Objective: Give every line below again, exactly.

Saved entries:

--------------------

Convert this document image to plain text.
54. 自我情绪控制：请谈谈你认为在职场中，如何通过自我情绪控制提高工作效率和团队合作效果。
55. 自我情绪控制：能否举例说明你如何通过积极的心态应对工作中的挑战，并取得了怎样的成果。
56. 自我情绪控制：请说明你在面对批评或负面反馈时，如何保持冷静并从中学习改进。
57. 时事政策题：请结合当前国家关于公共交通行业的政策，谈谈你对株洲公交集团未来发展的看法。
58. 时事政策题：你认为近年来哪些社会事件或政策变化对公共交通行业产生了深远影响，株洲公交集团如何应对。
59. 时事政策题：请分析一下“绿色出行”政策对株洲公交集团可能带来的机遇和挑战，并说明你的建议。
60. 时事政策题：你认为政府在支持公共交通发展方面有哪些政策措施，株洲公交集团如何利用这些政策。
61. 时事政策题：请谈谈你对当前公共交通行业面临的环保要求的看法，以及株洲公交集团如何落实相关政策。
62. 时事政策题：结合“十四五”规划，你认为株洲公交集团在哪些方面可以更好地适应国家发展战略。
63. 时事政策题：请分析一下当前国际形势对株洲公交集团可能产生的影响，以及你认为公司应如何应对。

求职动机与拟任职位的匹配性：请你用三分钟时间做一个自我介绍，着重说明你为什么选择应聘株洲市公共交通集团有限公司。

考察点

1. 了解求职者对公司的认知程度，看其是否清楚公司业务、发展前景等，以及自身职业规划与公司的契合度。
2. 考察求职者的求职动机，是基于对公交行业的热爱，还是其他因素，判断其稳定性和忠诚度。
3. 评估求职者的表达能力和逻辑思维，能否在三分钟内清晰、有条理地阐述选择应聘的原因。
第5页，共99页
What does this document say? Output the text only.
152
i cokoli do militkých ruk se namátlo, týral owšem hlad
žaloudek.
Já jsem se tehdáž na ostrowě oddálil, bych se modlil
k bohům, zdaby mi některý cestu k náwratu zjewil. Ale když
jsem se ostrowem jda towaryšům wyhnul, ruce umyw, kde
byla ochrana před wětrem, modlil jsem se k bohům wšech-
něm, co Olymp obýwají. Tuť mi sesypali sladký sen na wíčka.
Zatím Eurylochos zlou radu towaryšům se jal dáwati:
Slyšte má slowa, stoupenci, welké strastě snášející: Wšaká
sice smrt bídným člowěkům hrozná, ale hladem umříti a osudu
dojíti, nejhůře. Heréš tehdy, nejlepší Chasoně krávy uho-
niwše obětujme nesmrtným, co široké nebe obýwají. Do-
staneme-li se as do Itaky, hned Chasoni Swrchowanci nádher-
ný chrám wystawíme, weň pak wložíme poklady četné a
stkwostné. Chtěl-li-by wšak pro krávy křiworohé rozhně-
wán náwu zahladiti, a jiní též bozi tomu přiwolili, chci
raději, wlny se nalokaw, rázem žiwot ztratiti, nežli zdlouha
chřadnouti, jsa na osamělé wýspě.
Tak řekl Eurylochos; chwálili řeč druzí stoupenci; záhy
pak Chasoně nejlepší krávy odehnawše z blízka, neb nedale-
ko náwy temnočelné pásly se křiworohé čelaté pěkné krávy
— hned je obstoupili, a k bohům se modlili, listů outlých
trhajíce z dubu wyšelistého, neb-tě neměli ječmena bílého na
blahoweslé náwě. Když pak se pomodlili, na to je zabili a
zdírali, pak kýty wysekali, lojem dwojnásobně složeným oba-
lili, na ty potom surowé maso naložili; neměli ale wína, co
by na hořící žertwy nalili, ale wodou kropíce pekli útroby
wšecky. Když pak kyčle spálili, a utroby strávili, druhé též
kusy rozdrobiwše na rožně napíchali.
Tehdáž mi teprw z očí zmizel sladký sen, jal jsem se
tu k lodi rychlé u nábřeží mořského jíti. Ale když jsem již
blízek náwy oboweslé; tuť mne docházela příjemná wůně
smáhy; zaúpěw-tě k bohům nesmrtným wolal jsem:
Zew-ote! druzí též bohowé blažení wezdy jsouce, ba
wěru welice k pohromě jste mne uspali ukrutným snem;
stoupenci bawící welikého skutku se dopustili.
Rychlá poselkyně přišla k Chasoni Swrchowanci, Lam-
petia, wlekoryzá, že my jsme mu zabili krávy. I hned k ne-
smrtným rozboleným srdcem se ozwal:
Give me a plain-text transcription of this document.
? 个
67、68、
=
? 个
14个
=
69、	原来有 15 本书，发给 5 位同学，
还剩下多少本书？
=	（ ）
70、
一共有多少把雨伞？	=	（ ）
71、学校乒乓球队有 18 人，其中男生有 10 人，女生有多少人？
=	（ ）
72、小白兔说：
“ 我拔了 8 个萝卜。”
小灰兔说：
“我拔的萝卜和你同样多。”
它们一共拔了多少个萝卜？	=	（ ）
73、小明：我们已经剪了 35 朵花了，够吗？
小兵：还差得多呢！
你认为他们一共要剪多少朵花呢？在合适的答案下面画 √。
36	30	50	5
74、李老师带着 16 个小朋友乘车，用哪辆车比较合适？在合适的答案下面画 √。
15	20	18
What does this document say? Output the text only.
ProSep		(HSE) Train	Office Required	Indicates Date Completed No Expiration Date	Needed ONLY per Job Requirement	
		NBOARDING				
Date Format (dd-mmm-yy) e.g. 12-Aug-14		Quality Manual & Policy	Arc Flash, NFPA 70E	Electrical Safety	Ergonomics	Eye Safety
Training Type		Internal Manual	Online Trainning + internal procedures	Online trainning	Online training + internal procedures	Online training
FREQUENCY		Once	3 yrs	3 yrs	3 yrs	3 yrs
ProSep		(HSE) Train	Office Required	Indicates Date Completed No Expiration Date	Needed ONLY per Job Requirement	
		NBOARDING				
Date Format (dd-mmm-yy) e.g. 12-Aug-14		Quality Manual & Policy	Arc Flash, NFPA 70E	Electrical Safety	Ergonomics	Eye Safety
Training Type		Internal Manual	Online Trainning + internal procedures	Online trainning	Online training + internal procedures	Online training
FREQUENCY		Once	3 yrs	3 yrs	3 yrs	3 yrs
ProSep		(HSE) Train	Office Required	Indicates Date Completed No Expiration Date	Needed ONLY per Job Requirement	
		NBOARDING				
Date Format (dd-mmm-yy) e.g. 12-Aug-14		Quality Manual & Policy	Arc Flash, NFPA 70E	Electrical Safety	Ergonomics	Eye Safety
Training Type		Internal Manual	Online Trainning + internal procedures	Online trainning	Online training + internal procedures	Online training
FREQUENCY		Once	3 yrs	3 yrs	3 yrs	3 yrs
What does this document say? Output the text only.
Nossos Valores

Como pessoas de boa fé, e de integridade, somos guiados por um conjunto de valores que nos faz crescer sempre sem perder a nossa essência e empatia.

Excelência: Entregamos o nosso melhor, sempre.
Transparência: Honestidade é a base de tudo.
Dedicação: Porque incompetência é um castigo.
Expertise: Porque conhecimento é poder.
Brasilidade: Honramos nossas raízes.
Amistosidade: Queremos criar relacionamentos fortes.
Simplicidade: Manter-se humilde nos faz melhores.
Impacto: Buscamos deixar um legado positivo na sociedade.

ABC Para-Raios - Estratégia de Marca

--------------------

Exercise answer:
Convert this document image to plain text.
54. 自我情绪控制：请谈谈你认为在职场中，如何通过自我情绪控制提高工作效率和团队合作效果。
55. 自我情绪控制：能否举例说明你如何通过积极的心态应对工作中的挑战，并取得了怎样的成果。
56. 自我情绪控制：请说明你在面对批评或负面反馈时，如何保持冷静并从中学习改进。
57. 时事政策题：请结合当前国家关于公共交通行业的政策，谈谈你对株洲公交集团未来发展的看法。
58. 时事政策题：你认为近年来哪些社会事件或政策变化对公共交通行业产生了深远影响，株洲公交集团如何应对。
59. 时事政策题：请分析一下“绿色出行”政策对株洲公交集团可能带来的机遇和挑战，并说明你的建议。
60. 时事政策题：你认为政府在支持公共交通发展方面有哪些政策措施，株洲公交集团如何利用这些政策。
61. 时事政策题：请谈谈你对当前公共交通行业面临的环保要求的看法，以及株洲公交集团如何落实相关政策。
62. 时事政策题：结合“十四五”规划，你认为株洲公交集团在哪些方面可以更好地适应国家发展战略。
63. 时事政策题：请分析一下当前国际形势对株洲公交集团可能产生的影响，以及你认为公司应如何应对。

求职动机与拟任职位的匹配性：请你用三分钟时间做一个自我介绍，着重说明你为什么选择应聘株洲市公共交通集团有限公司。

考察点

1. 了解求职者对公司的认知程度，看其是否清楚公司业务、发展前景等，以及自身职业规划与公司的契合度。
2. 考察求职者的求职动机，是基于对公交行业的热爱，还是其他因素，判断其稳定性和忠诚度。
3. 评估求职者的表达能力和逻辑思维，能否在三分钟内清晰、有条理地阐述选择应聘的原因。
第5页，共99页
What does this document say? Output the text only.
152
i cokoli do militkých ruk se namátlo, týral owšem hlad
žaloudek.
Já jsem se tehdáž na ostrowě oddálil, bych se modlil
k bohům, zdaby mi některý cestu k náwratu zjewil. Ale když
jsem se ostrowem jda towaryšům wyhnul, ruce umyw, kde
byla ochrana před wětrem, modlil jsem se k bohům wšech-
něm, co Olymp obýwají. Tuť mi sesypali sladký sen na wíčka.
Zatím Eurylochos zlou radu towaryšům se jal dáwati:
Slyšte má slowa, stoupenci, welké strastě snášející: Wšaká
sice smrt bídným člowěkům hrozná, ale hladem umříti a osudu
dojíti, nejhůře. Heréš tehdy, nejlepší Chasoně krávy uho-
niwše obětujme nesmrtným, co široké nebe obýwají. Do-
staneme-li se as do Itaky, hned Chasoni Swrchowanci nádher-
ný chrám wystawíme, weň pak wložíme poklady četné a
stkwostné. Chtěl-li-by wšak pro krávy křiworohé rozhně-
wán náwu zahladiti, a jiní též bozi tomu přiwolili, chci
raději, wlny se nalokaw, rázem žiwot ztratiti, nežli zdlouha
chřadnouti, jsa na osamělé wýspě.
Tak řekl Eurylochos; chwálili řeč druzí stoupenci; záhy
pak Chasoně nejlepší krávy odehnawše z blízka, neb nedale-
ko náwy temnočelné pásly se křiworohé čelaté pěkné krávy
— hned je obstoupili, a k bohům se modlili, listů outlých
trhajíce z dubu wyšelistého, neb-tě neměli ječmena bílého na
blahoweslé náwě. Když pak se pomodlili, na to je zabili a
zdírali, pak kýty wysekali, lojem dwojnásobně složeným oba-
lili, na ty potom surowé maso naložili; neměli ale wína, co
by na hořící žertwy nalili, ale wodou kropíce pekli útroby
wšecky. Když pak kyčle spálili, a utroby strávili, druhé též
kusy rozdrobiwše na rožně napíchali.
Tehdáž mi teprw z očí zmizel sladký sen, jal jsem se
tu k lodi rychlé u nábřeží mořského jíti. Ale když jsem již
blízek náwy oboweslé; tuť mne docházela příjemná wůně
smáhy; zaúpěw-tě k bohům nesmrtným wolal jsem:
Zew-ote! druzí též bohowé blažení wezdy jsouce, ba
wěru welice k pohromě jste mne uspali ukrutným snem;
stoupenci bawící welikého skutku se dopustili.
Rychlá poselkyně přišla k Chasoni Swrchowanci, Lam-
petia, wlekoryzá, že my jsme mu zabili krávy. I hned k ne-
smrtným rozboleným srdcem se ozwal:
Give me a plain-text transcription of this document.
? 个
67、68、
=
? 个
14个
=
69、	原来有 15 本书，发给 5 位同学，
还剩下多少本书？
=	（ ）
70、
一共有多少把雨伞？	=	（ ）
71、学校乒乓球队有 18 人，其中男生有 10 人，女生有多少人？
=	（ ）
72、小白兔说：
“ 我拔了 8 个萝卜。”
小灰兔说：
“我拔的萝卜和你同样多。”
它们一共拔了多少个萝卜？	=	（ ）
73、小明：我们已经剪了 35 朵花了，够吗？
小兵：还差得多呢！
你认为他们一共要剪多少朵花呢？在合适的答案下面画 √。
36	30	50	5
74、李老师带着 16 个小朋友乘车，用哪辆车比较合适？在合适的答案下面画 √。
15	20	18
What does this document say? Output the text only.
ProSep		(HSE) Train	Office Required	Indicates Date Completed No Expiration Date	Needed ONLY per Job Requirement	
		NBOARDING				
Date Format (dd-mmm-yy) e.g. 12-Aug-14		Quality Manual & Policy	Arc Flash, NFPA 70E	Electrical Safety	Ergonomics	Eye Safety
Training Type		Internal Manual	Online Trainning + internal procedures	Online trainning	Online training + internal procedures	Online training
FREQUENCY		Once	3 yrs	3 yrs	3 yrs	3 yrs
ProSep		(HSE) Train	Office Required	Indicates Date Completed No Expiration Date	Needed ONLY per Job Requirement	
		NBOARDING				
Date Format (dd-mmm-yy) e.g. 12-Aug-14		Quality Manual & Policy	Arc Flash, NFPA 70E	Electrical Safety	Ergonomics	Eye Safety
Training Type		Internal Manual	Online Trainning + internal procedures	Online trainning	Online training + internal procedures	Online training
FREQUENCY		Once	3 yrs	3 yrs	3 yrs	3 yrs
ProSep		(HSE) Train	Office Required	Indicates Date Completed No Expiration Date	Needed ONLY per Job Requirement	
		NBOARDING				
Date Format (dd-mmm-yy) e.g. 12-Aug-14		Quality Manual & Policy	Arc Flash, NFPA 70E	Electrical Safety	Ergonomics	Eye Safety
Training Type		Internal Manual	Online Trainning + internal procedures	Online trainning	Online training + internal procedures	Online training
FREQUENCY		Once	3 yrs	3 yrs	3 yrs	3 yrs
What does this document say? Output the text only.
Nossos Valores

Como pessoas de boa fé, e de integridade, somos guiados por um conjunto de valores que nos faz crescer sempre sem perder a nossa essência e empatia.

Excelência: Entregamos o nosso melhor, sempre.
Transparência: Honestidade é a base de tudo.
Dedicação: Porque incompetência é um castigo.
Expertise: Porque conhecimento é poder.
Brasilidade: Honramos nossas raízes.
Amistosidade: Queremos criar relacionamentos fortes.
Simplicidade: Manter-se humilde nos faz melhores.
Impacto: Buscamos deixar um legado positivo na sociedade.

ABC Para-Raios - Estratégia de Marca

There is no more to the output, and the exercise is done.